**Records to process**.
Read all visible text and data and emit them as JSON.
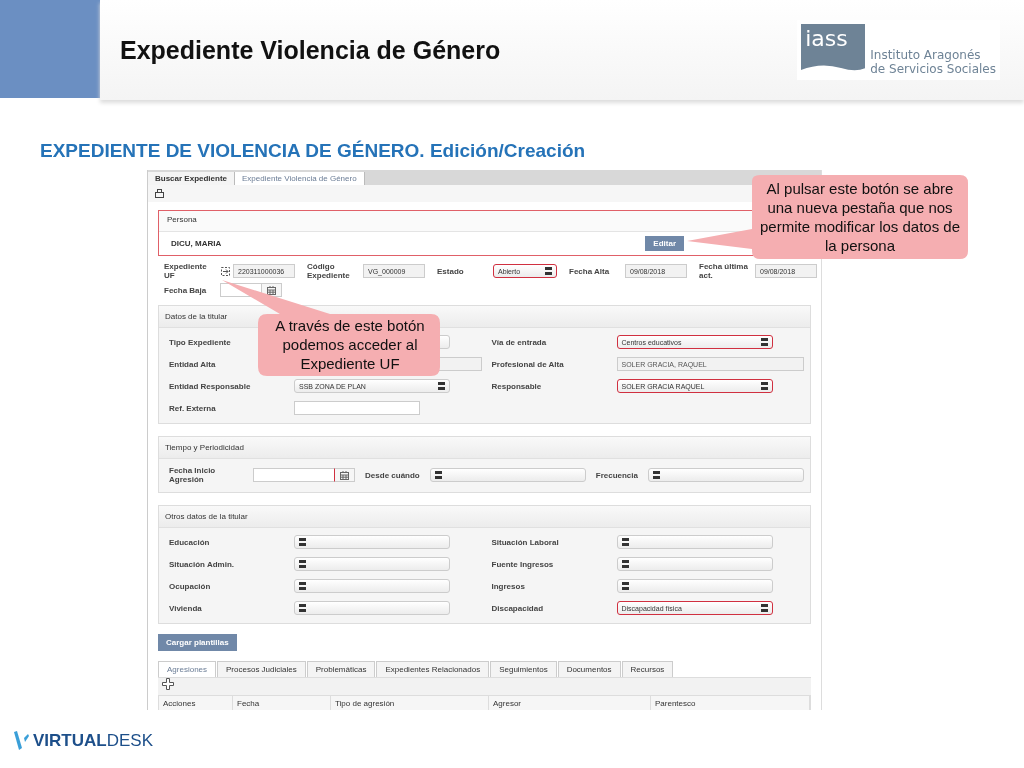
{
  "slide": {
    "title": "Expediente Violencia de Género",
    "logo": {
      "mark": "iass",
      "lines": [
        "Instituto Aragonés",
        "de Servicios Sociales"
      ]
    },
    "subtitle": "EXPEDIENTE DE VIOLENCIA DE GÉNERO. Edición/Creación",
    "footer_logo": "**VIRTUAL**DESK"
  },
  "app": {
    "tabs": [
      {
        "label": "Buscar Expediente",
        "selected": false
      },
      {
        "label": "Expediente Violencia de Género",
        "selected": true
      }
    ],
    "persona": {
      "heading": "Persona",
      "name": "DICU, MARIA",
      "edit_button": "Editar"
    },
    "header_rows": [
      [
        {
          "label": "Expediente UF",
          "kind": "link",
          "value": "220311000036"
        },
        {
          "label": "Código Expediente",
          "kind": "readonly",
          "value": "VG_000009"
        },
        {
          "label": "Estado",
          "kind": "select",
          "value": "Abierto",
          "required": true
        },
        {
          "label": "Fecha Alta",
          "kind": "readonly",
          "value": "09/08/2018"
        },
        {
          "label": "Fecha última act.",
          "kind": "readonly",
          "value": "09/08/2018"
        }
      ],
      [
        {
          "label": "Fecha Baja",
          "kind": "date"
        }
      ]
    ],
    "sections": [
      {
        "heading": "Datos de la titular",
        "fields": [
          {
            "label": "Tipo Expediente",
            "kind": "select"
          },
          {
            "label": "Vía de entrada",
            "kind": "select",
            "value": "Centros educativos",
            "required": true
          },
          {
            "label": "Entidad Alta",
            "kind": "readonly"
          },
          {
            "label": "Profesional de Alta",
            "kind": "readonly",
            "value": "SOLER GRACIA, RAQUEL"
          },
          {
            "label": "Entidad Responsable",
            "kind": "select",
            "value": "SSB ZONA DE PLAN",
            "required": false
          },
          {
            "label": "Responsable",
            "kind": "select",
            "value": "SOLER GRACIA RAQUEL",
            "required": true
          },
          {
            "label": "Ref. Externa",
            "kind": "input"
          }
        ]
      },
      {
        "heading": "Tiempo y Periodicidad",
        "fields": [
          {
            "label": "Fecha Inicio Agresión",
            "kind": "date",
            "required": true
          },
          {
            "label": "Desde cuándo",
            "kind": "select",
            "required": false
          },
          {
            "label": "Frecuencia",
            "kind": "select",
            "required": false
          }
        ]
      },
      {
        "heading": "Otros datos de la titular",
        "fields": [
          {
            "label": "Educación",
            "kind": "select",
            "required": false
          },
          {
            "label": "Situación Laboral",
            "kind": "select",
            "required": false
          },
          {
            "label": "Situación Admin.",
            "kind": "select",
            "required": false
          },
          {
            "label": "Fuente Ingresos",
            "kind": "select",
            "required": false
          },
          {
            "label": "Ocupación",
            "kind": "select",
            "required": false
          },
          {
            "label": "Ingresos",
            "kind": "select",
            "required": false
          },
          {
            "label": "Vivienda",
            "kind": "select",
            "required": false
          },
          {
            "label": "Discapacidad",
            "kind": "select",
            "value": "Discapacidad física",
            "required": true
          }
        ]
      }
    ],
    "template_button": "Cargar plantillas",
    "detail_tabs": [
      {
        "label": "Agresiones",
        "selected": true
      },
      {
        "label": "Procesos Judiciales",
        "selected": false
      },
      {
        "label": "Problemáticas",
        "selected": false
      },
      {
        "label": "Expedientes Relacionados",
        "selected": false
      },
      {
        "label": "Seguimientos",
        "selected": false
      },
      {
        "label": "Documentos",
        "selected": false
      },
      {
        "label": "Recursos",
        "selected": false
      }
    ],
    "table": {
      "columns": [
        "Acciones",
        "Fecha",
        "Tipo de agresión",
        "Agresor",
        "Parentesco"
      ]
    }
  },
  "callouts": [
    {
      "text": "Al pulsar este botón se abre una nueva pestaña que nos permite modificar los datos de la persona"
    },
    {
      "text": "A través de este botón podemos acceder al Expediente UF"
    }
  ]
}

**The task**. From the entries above, copy out every line where the string "Ingresos" appears.

**Response to the task**.
            "label": "Fuente Ingresos",
            "label": "Ingresos",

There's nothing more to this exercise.